Records from a data collection:
=-=-=-=-=

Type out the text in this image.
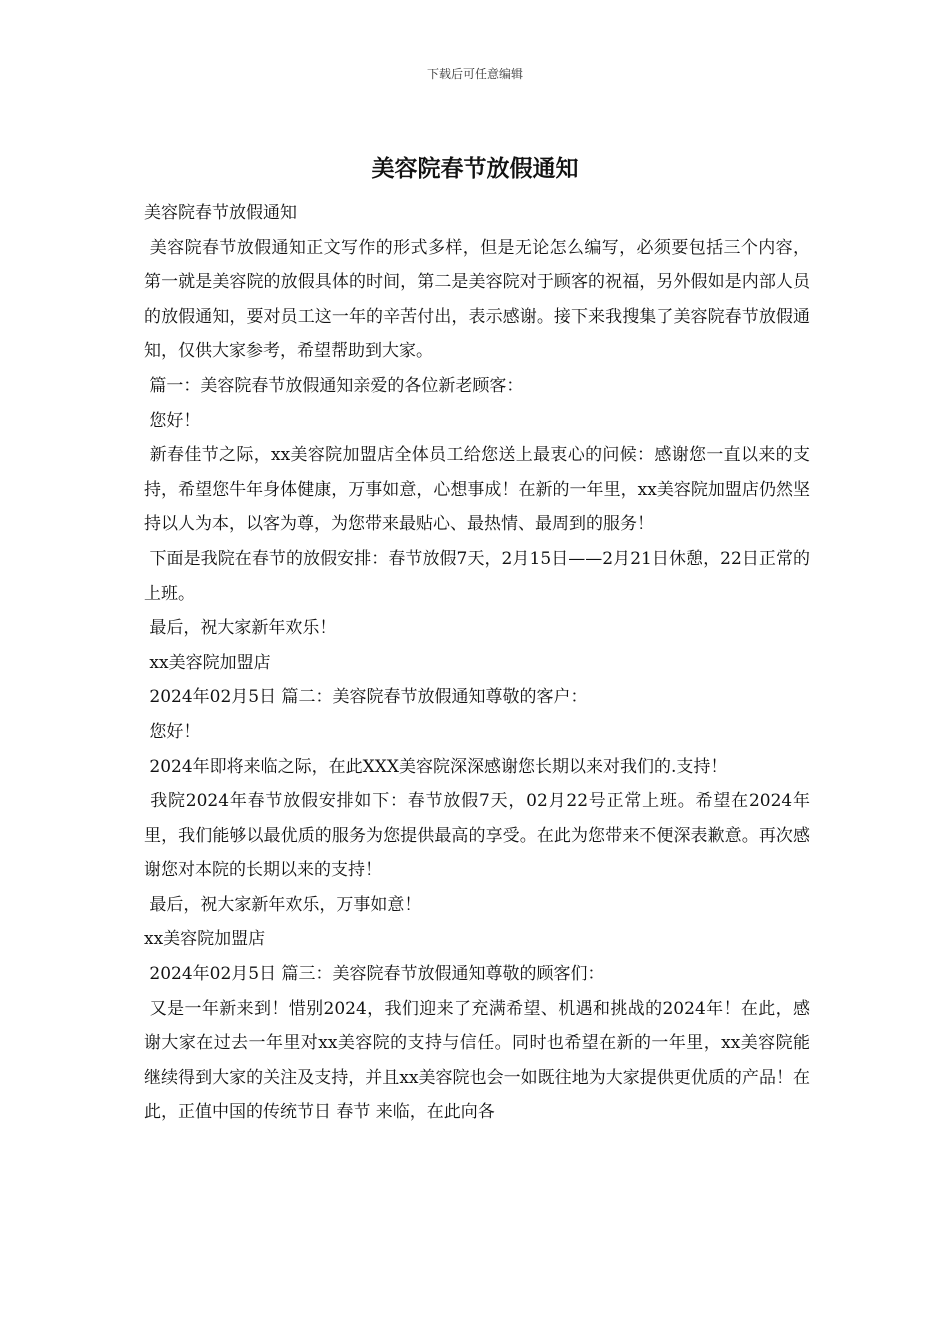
下载后可任意编辑
美容院春节放假通知

美容院春节放假通知

美容院春节放假通知正文写作的形式多样，但是无论怎么编写，必须要包括三个内容，第一就是美容院的放假具体的时间，第二是美容院对于顾客的祝福，另外假如是内部人员的放假通知，要对员工这一年的辛苦付出，表示感谢。接下来我搜集了美容院春节放假通知，仅供大家参考，希望帮助到大家。

篇一：美容院春节放假通知亲爱的各位新老顾客：

您好！

新春佳节之际，xx美容院加盟店全体员工给您送上最衷心的问候：感谢您一直以来的支持，希望您牛年身体健康，万事如意，心想事成！在新的一年里，xx美容院加盟店仍然坚持以人为本，以客为尊，为您带来最贴心、最热情、最周到的服务！

下面是我院在春节的放假安排：春节放假7天，2月15日——2月21日休憩，22日正常的上班。

最后，祝大家新年欢乐！

xx美容院加盟店

2024年02月5日 篇二：美容院春节放假通知尊敬的客户：

您好！

2024年即将来临之际，在此XXX美容院深深感谢您长期以来对我们的.支持！

我院2024年春节放假安排如下：春节放假7天，02月22号正常上班。希望在2024年里，我们能够以最优质的服务为您提供最高的享受。在此为您带来不便深表歉意。再次感谢您对本院的长期以来的支持！

最后，祝大家新年欢乐，万事如意！

xx美容院加盟店

2024年02月5日 篇三：美容院春节放假通知尊敬的顾客们：

又是一年新来到！惜别2024，我们迎来了充满希望、机遇和挑战的2024年！在此，感谢大家在过去一年里对xx美容院的支持与信任。同时也希望在新的一年里，xx美容院能继续得到大家的关注及支持，并且xx美容院也会一如既往地为大家提供更优质的产品！在此，正值中国的传统节日 春节 来临，在此向各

=-=-=-=-=

Written request: Strip out the images, then output the records above word for word.

Solution to the exercise:
Type out the text in this image.
下载后可任意编辑
美容院春节放假通知

美容院春节放假通知

美容院春节放假通知正文写作的形式多样，但是无论怎么编写，必须要包括三个内容，第一就是美容院的放假具体的时间，第二是美容院对于顾客的祝福，另外假如是内部人员的放假通知，要对员工这一年的辛苦付出，表示感谢。接下来我搜集了美容院春节放假通知，仅供大家参考，希望帮助到大家。

篇一：美容院春节放假通知亲爱的各位新老顾客：

您好！

新春佳节之际，xx美容院加盟店全体员工给您送上最衷心的问候：感谢您一直以来的支持，希望您牛年身体健康，万事如意，心想事成！在新的一年里，xx美容院加盟店仍然坚持以人为本，以客为尊，为您带来最贴心、最热情、最周到的服务！

下面是我院在春节的放假安排：春节放假7天，2月15日——2月21日休憩，22日正常的上班。

最后，祝大家新年欢乐！

xx美容院加盟店

2024年02月5日 篇二：美容院春节放假通知尊敬的客户：

您好！

2024年即将来临之际，在此XXX美容院深深感谢您长期以来对我们的.支持！

我院2024年春节放假安排如下：春节放假7天，02月22号正常上班。希望在2024年里，我们能够以最优质的服务为您提供最高的享受。在此为您带来不便深表歉意。再次感谢您对本院的长期以来的支持！

最后，祝大家新年欢乐，万事如意！

xx美容院加盟店

2024年02月5日 篇三：美容院春节放假通知尊敬的顾客们：

又是一年新来到！惜别2024，我们迎来了充满希望、机遇和挑战的2024年！在此，感谢大家在过去一年里对xx美容院的支持与信任。同时也希望在新的一年里，xx美容院能继续得到大家的关注及支持，并且xx美容院也会一如既往地为大家提供更优质的产品！在此，正值中国的传统节日 春节 来临，在此向各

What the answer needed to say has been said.